Stored records
--- START ---

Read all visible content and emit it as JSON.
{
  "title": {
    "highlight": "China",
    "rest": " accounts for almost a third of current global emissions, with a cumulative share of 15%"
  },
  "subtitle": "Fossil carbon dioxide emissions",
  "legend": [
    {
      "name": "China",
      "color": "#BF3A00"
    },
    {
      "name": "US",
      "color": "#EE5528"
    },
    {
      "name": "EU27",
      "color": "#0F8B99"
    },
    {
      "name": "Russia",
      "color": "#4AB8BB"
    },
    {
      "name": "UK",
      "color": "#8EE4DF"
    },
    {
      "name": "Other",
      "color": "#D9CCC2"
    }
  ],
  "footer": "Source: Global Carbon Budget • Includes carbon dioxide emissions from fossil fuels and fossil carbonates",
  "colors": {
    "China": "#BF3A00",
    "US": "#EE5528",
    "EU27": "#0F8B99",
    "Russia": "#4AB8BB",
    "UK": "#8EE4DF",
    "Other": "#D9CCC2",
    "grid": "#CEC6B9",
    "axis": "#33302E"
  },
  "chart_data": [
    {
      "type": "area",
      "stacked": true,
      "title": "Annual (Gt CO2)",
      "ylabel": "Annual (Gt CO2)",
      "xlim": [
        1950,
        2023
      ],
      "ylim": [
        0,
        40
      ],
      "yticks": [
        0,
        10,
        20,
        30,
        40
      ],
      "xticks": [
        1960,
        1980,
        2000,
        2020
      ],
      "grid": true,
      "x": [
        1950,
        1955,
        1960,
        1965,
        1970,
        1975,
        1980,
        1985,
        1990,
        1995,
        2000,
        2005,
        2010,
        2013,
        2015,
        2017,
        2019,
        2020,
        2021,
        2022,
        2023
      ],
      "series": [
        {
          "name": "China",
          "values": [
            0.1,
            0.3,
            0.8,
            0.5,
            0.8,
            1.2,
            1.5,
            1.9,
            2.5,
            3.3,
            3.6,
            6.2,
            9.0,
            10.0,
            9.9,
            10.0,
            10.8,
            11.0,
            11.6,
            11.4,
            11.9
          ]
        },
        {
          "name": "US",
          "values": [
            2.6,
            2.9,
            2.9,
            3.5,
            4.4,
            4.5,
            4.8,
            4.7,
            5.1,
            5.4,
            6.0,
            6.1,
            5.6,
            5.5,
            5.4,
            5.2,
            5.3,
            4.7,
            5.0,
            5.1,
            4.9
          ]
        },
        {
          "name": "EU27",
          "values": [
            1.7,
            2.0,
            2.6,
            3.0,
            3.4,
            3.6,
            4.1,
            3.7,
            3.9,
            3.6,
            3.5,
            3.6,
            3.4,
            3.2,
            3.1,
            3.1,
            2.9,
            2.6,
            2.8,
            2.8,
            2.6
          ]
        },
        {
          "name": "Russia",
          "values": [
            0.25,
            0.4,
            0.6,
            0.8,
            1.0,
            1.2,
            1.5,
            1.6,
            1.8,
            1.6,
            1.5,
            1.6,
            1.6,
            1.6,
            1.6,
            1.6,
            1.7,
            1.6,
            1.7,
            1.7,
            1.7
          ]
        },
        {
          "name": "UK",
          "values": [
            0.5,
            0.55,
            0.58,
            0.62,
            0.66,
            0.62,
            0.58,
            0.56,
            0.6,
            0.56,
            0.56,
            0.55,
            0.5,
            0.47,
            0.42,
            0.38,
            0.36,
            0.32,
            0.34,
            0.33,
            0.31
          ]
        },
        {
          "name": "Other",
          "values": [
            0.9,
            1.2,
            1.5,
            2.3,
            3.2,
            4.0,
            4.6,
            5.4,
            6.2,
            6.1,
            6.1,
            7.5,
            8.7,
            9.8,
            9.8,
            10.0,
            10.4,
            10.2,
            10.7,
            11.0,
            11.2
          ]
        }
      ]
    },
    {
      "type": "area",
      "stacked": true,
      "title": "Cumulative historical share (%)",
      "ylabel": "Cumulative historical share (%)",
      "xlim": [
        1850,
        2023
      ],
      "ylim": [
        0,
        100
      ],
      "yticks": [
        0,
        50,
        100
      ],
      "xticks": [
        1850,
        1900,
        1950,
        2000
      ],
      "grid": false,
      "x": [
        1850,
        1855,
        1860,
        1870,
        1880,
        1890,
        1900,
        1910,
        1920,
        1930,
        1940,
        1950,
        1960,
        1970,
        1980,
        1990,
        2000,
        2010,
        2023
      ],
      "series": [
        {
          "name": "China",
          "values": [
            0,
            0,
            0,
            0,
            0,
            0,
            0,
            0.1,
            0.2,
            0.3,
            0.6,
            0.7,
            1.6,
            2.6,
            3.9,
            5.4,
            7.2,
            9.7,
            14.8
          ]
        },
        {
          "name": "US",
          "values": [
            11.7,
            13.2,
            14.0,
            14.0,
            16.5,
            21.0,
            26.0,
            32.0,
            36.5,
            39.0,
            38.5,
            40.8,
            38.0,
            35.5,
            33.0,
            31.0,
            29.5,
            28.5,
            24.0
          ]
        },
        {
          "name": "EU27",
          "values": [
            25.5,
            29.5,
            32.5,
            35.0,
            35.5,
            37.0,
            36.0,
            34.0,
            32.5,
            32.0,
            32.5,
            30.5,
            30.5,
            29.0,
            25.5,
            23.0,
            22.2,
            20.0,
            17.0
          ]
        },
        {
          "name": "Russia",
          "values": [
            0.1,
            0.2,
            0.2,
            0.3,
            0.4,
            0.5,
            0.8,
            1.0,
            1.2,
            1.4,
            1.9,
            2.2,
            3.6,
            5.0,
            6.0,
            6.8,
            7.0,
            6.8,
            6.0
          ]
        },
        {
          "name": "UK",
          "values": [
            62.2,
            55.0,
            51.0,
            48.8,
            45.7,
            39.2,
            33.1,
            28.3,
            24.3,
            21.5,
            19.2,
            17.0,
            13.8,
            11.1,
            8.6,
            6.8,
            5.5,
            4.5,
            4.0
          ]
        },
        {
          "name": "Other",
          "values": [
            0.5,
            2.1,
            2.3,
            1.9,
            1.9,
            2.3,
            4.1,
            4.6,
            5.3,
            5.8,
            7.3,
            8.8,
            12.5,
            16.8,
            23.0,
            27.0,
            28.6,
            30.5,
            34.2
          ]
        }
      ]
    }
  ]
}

--- END ---

Retype the whole listing above exactly.

Response to this exercise
Read all visible content and emit it as JSON.
{
  "title": {
    "highlight": "China",
    "rest": " accounts for almost a third of current global emissions, with a cumulative share of 15%"
  },
  "subtitle": "Fossil carbon dioxide emissions",
  "legend": [
    {
      "name": "China",
      "color": "#BF3A00"
    },
    {
      "name": "US",
      "color": "#EE5528"
    },
    {
      "name": "EU27",
      "color": "#0F8B99"
    },
    {
      "name": "Russia",
      "color": "#4AB8BB"
    },
    {
      "name": "UK",
      "color": "#8EE4DF"
    },
    {
      "name": "Other",
      "color": "#D9CCC2"
    }
  ],
  "footer": "Source: Global Carbon Budget • Includes carbon dioxide emissions from fossil fuels and fossil carbonates",
  "colors": {
    "China": "#BF3A00",
    "US": "#EE5528",
    "EU27": "#0F8B99",
    "Russia": "#4AB8BB",
    "UK": "#8EE4DF",
    "Other": "#D9CCC2",
    "grid": "#CEC6B9",
    "axis": "#33302E"
  },
  "chart_data": [
    {
      "type": "area",
      "stacked": true,
      "title": "Annual (Gt CO2)",
      "ylabel": "Annual (Gt CO2)",
      "xlim": [
        1950,
        2023
      ],
      "ylim": [
        0,
        40
      ],
      "yticks": [
        0,
        10,
        20,
        30,
        40
      ],
      "xticks": [
        1960,
        1980,
        2000,
        2020
      ],
      "grid": true,
      "x": [
        1950,
        1955,
        1960,
        1965,
        1970,
        1975,
        1980,
        1985,
        1990,
        1995,
        2000,
        2005,
        2010,
        2013,
        2015,
        2017,
        2019,
        2020,
        2021,
        2022,
        2023
      ],
      "series": [
        {
          "name": "China",
          "values": [
            0.1,
            0.3,
            0.8,
            0.5,
            0.8,
            1.2,
            1.5,
            1.9,
            2.5,
            3.3,
            3.6,
            6.2,
            9.0,
            10.0,
            9.9,
            10.0,
            10.8,
            11.0,
            11.6,
            11.4,
            11.9
          ]
        },
        {
          "name": "US",
          "values": [
            2.6,
            2.9,
            2.9,
            3.5,
            4.4,
            4.5,
            4.8,
            4.7,
            5.1,
            5.4,
            6.0,
            6.1,
            5.6,
            5.5,
            5.4,
            5.2,
            5.3,
            4.7,
            5.0,
            5.1,
            4.9
          ]
        },
        {
          "name": "EU27",
          "values": [
            1.7,
            2.0,
            2.6,
            3.0,
            3.4,
            3.6,
            4.1,
            3.7,
            3.9,
            3.6,
            3.5,
            3.6,
            3.4,
            3.2,
            3.1,
            3.1,
            2.9,
            2.6,
            2.8,
            2.8,
            2.6
          ]
        },
        {
          "name": "Russia",
          "values": [
            0.25,
            0.4,
            0.6,
            0.8,
            1.0,
            1.2,
            1.5,
            1.6,
            1.8,
            1.6,
            1.5,
            1.6,
            1.6,
            1.6,
            1.6,
            1.6,
            1.7,
            1.6,
            1.7,
            1.7,
            1.7
          ]
        },
        {
          "name": "UK",
          "values": [
            0.5,
            0.55,
            0.58,
            0.62,
            0.66,
            0.62,
            0.58,
            0.56,
            0.6,
            0.56,
            0.56,
            0.55,
            0.5,
            0.47,
            0.42,
            0.38,
            0.36,
            0.32,
            0.34,
            0.33,
            0.31
          ]
        },
        {
          "name": "Other",
          "values": [
            0.9,
            1.2,
            1.5,
            2.3,
            3.2,
            4.0,
            4.6,
            5.4,
            6.2,
            6.1,
            6.1,
            7.5,
            8.7,
            9.8,
            9.8,
            10.0,
            10.4,
            10.2,
            10.7,
            11.0,
            11.2
          ]
        }
      ]
    },
    {
      "type": "area",
      "stacked": true,
      "title": "Cumulative historical share (%)",
      "ylabel": "Cumulative historical share (%)",
      "xlim": [
        1850,
        2023
      ],
      "ylim": [
        0,
        100
      ],
      "yticks": [
        0,
        50,
        100
      ],
      "xticks": [
        1850,
        1900,
        1950,
        2000
      ],
      "grid": false,
      "x": [
        1850,
        1855,
        1860,
        1870,
        1880,
        1890,
        1900,
        1910,
        1920,
        1930,
        1940,
        1950,
        1960,
        1970,
        1980,
        1990,
        2000,
        2010,
        2023
      ],
      "series": [
        {
          "name": "China",
          "values": [
            0,
            0,
            0,
            0,
            0,
            0,
            0,
            0.1,
            0.2,
            0.3,
            0.6,
            0.7,
            1.6,
            2.6,
            3.9,
            5.4,
            7.2,
            9.7,
            14.8
          ]
        },
        {
          "name": "US",
          "values": [
            11.7,
            13.2,
            14.0,
            14.0,
            16.5,
            21.0,
            26.0,
            32.0,
            36.5,
            39.0,
            38.5,
            40.8,
            38.0,
            35.5,
            33.0,
            31.0,
            29.5,
            28.5,
            24.0
          ]
        },
        {
          "name": "EU27",
          "values": [
            25.5,
            29.5,
            32.5,
            35.0,
            35.5,
            37.0,
            36.0,
            34.0,
            32.5,
            32.0,
            32.5,
            30.5,
            30.5,
            29.0,
            25.5,
            23.0,
            22.2,
            20.0,
            17.0
          ]
        },
        {
          "name": "Russia",
          "values": [
            0.1,
            0.2,
            0.2,
            0.3,
            0.4,
            0.5,
            0.8,
            1.0,
            1.2,
            1.4,
            1.9,
            2.2,
            3.6,
            5.0,
            6.0,
            6.8,
            7.0,
            6.8,
            6.0
          ]
        },
        {
          "name": "UK",
          "values": [
            62.2,
            55.0,
            51.0,
            48.8,
            45.7,
            39.2,
            33.1,
            28.3,
            24.3,
            21.5,
            19.2,
            17.0,
            13.8,
            11.1,
            8.6,
            6.8,
            5.5,
            4.5,
            4.0
          ]
        },
        {
          "name": "Other",
          "values": [
            0.5,
            2.1,
            2.3,
            1.9,
            1.9,
            2.3,
            4.1,
            4.6,
            5.3,
            5.8,
            7.3,
            8.8,
            12.5,
            16.8,
            23.0,
            27.0,
            28.6,
            30.5,
            34.2
          ]
        }
      ]
    }
  ]
}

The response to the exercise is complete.